Written exercise:
Look below and pull out each line with the word "JSON".

--- BEGIN Provided records ---

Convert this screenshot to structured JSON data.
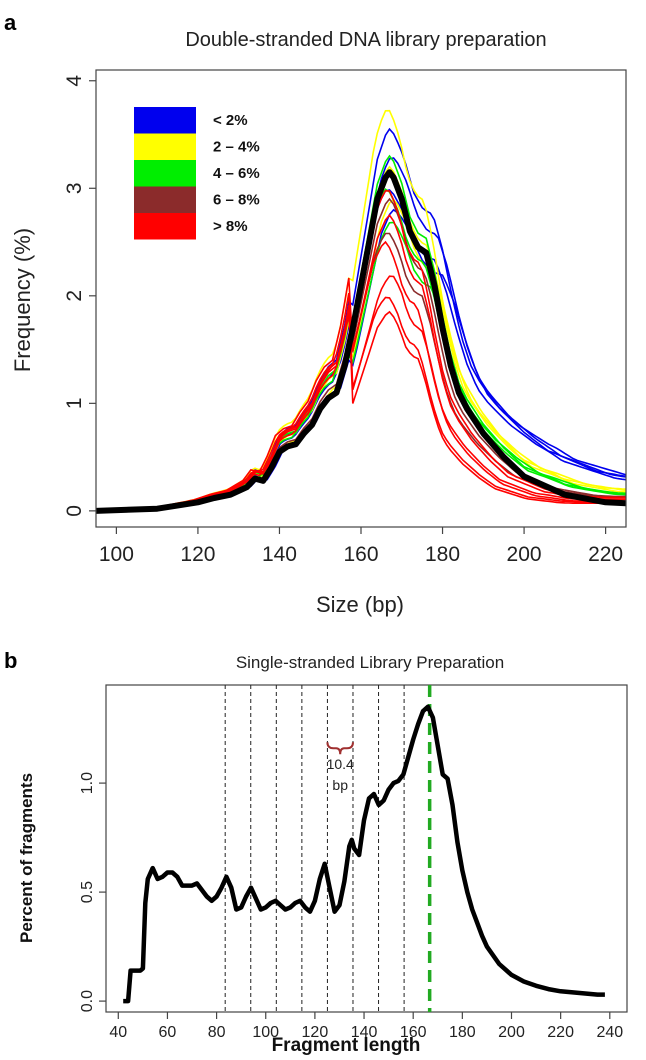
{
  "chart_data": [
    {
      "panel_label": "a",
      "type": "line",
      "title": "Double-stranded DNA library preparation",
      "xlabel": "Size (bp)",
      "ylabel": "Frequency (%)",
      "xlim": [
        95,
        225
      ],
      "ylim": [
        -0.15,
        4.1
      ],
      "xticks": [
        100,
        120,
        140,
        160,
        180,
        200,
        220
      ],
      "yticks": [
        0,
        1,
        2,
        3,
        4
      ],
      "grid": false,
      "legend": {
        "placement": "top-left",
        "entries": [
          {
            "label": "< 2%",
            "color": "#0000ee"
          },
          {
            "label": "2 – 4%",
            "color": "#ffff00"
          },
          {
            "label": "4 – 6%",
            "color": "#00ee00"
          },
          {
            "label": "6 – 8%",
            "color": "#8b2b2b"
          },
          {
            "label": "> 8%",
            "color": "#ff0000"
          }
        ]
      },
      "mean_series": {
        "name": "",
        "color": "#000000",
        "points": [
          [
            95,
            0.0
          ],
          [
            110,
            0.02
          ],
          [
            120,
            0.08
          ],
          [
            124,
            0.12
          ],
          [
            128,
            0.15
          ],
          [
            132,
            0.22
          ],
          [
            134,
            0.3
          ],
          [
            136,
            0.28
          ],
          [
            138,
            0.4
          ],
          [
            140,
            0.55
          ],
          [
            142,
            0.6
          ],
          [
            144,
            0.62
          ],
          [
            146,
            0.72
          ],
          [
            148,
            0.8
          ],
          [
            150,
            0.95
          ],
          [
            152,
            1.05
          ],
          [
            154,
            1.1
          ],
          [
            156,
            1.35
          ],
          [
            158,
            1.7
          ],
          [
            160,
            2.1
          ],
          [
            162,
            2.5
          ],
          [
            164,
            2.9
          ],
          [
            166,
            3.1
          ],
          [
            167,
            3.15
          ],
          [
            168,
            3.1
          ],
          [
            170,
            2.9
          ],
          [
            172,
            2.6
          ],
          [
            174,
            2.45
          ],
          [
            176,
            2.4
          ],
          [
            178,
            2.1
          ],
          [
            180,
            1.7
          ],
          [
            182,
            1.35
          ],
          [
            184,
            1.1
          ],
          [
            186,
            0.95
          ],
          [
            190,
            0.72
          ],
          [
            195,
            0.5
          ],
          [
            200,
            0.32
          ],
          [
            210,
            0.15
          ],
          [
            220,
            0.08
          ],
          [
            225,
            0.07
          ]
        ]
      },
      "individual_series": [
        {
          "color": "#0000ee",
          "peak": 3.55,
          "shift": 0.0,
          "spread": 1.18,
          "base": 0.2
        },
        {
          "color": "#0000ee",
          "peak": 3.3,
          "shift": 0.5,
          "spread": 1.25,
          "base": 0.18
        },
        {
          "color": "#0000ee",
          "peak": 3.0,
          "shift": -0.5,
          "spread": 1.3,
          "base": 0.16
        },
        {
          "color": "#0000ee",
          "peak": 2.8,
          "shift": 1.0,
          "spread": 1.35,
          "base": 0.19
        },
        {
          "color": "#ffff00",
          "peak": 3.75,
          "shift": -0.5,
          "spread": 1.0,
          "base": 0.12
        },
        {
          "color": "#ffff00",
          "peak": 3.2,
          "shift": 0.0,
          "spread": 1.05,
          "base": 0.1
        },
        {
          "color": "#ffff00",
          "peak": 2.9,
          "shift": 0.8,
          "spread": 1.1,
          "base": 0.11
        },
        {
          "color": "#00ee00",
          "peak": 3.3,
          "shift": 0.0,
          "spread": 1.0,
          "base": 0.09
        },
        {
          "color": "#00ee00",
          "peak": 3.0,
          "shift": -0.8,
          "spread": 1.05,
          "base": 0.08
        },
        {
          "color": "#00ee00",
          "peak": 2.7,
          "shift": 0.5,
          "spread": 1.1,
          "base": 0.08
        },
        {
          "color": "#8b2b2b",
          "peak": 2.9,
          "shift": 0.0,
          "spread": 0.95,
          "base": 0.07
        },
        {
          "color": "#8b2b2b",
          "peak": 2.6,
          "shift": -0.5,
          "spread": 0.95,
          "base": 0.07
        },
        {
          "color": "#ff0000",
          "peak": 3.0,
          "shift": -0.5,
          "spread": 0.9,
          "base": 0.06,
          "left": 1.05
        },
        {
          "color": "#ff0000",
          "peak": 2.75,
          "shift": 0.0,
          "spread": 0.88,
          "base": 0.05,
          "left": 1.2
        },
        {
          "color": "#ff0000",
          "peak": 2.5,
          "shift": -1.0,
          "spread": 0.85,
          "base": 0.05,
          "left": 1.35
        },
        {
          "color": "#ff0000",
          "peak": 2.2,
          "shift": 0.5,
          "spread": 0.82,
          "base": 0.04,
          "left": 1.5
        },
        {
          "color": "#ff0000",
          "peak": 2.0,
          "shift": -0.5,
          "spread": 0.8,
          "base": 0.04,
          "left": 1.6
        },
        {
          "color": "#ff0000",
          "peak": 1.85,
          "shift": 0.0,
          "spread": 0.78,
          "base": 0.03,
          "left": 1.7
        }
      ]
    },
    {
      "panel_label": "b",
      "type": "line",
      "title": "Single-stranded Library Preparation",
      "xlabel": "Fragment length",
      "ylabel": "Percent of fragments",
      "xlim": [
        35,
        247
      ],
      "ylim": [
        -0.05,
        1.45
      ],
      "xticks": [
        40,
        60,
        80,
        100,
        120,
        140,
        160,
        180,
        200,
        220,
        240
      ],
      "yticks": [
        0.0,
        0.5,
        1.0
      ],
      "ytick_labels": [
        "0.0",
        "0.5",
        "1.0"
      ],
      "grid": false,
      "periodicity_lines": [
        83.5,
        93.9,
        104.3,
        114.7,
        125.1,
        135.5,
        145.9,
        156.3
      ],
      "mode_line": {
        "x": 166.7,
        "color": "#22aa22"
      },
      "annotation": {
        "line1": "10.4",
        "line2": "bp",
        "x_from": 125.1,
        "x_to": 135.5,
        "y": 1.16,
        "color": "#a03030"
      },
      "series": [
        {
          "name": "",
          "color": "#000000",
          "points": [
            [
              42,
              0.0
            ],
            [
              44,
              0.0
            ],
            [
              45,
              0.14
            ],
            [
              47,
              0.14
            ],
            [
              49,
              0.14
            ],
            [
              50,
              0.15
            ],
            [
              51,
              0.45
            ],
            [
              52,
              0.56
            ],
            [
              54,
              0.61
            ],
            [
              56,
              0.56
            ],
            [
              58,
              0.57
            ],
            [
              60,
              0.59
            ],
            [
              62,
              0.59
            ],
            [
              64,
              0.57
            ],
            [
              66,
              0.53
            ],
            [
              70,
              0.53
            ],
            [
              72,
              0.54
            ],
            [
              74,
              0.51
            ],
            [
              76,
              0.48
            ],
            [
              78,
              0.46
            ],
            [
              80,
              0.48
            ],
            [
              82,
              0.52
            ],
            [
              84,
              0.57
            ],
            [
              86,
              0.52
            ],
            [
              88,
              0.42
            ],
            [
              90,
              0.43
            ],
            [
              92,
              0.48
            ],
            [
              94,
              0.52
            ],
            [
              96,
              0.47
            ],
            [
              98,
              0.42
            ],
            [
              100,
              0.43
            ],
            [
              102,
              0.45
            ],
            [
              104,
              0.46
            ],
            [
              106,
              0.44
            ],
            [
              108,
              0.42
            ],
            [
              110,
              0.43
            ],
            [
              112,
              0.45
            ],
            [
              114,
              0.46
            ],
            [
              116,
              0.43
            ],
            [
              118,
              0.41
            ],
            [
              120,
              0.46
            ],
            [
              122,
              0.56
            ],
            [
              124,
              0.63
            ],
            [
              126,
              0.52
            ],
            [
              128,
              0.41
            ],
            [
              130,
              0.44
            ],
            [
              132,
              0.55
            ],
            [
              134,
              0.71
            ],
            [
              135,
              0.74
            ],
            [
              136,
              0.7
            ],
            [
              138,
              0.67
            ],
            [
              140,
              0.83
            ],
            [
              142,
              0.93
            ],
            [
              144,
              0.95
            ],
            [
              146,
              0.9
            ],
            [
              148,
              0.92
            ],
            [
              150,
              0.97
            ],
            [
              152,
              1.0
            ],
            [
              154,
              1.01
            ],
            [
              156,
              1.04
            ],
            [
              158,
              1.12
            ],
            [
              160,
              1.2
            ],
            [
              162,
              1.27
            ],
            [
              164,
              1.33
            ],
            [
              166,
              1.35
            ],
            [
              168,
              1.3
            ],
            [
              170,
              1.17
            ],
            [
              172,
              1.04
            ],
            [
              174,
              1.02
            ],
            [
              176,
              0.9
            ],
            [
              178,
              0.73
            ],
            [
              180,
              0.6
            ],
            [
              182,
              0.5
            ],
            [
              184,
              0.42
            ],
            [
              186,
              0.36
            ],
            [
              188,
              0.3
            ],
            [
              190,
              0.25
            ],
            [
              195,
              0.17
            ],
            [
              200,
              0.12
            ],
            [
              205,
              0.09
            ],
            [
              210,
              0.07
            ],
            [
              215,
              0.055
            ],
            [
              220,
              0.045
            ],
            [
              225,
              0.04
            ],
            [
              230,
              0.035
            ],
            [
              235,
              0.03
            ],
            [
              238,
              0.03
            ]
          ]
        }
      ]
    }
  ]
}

--- END Provided records ---
--- BEGIN Provided records ---

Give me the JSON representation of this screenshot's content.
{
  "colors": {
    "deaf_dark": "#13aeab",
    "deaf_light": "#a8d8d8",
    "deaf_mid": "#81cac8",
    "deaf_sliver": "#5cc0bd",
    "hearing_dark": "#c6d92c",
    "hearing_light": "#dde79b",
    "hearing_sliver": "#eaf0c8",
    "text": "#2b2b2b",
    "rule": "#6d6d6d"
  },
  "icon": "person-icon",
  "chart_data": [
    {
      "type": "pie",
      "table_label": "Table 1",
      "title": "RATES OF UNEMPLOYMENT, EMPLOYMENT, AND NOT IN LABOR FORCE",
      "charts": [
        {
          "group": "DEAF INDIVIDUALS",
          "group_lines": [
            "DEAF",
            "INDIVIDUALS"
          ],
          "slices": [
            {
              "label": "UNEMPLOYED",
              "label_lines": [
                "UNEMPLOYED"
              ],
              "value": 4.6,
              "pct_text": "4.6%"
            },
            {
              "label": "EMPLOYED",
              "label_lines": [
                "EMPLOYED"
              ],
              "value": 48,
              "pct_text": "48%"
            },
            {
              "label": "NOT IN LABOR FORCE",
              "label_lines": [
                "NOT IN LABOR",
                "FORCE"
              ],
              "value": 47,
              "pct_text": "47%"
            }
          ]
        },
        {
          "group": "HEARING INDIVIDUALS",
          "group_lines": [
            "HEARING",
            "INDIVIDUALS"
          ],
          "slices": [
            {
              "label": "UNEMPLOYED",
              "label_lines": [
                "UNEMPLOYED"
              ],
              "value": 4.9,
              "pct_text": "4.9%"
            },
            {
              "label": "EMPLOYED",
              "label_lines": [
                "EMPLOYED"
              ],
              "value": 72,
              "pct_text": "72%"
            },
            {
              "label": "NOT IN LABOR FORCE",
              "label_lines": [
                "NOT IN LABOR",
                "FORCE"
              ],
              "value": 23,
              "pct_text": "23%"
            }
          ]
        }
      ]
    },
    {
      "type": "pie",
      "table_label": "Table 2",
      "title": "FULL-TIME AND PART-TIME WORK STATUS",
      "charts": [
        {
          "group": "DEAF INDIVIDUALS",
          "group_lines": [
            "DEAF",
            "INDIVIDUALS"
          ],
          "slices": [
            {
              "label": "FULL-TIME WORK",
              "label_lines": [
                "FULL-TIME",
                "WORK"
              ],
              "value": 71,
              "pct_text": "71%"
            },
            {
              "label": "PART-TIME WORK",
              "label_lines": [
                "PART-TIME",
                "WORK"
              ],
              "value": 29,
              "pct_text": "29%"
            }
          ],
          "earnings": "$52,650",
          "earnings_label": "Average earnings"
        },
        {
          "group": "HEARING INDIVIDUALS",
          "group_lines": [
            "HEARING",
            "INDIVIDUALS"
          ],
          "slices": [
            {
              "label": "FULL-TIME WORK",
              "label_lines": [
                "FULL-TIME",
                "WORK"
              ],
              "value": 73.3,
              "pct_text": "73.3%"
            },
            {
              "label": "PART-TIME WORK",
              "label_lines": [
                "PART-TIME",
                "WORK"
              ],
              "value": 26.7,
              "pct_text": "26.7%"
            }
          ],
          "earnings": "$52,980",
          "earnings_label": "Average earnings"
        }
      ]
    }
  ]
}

--- END Provided records ---

Answer to this problem:
Convert this screenshot to structured JSON data.
Give me the JSON representation of this screenshot's content.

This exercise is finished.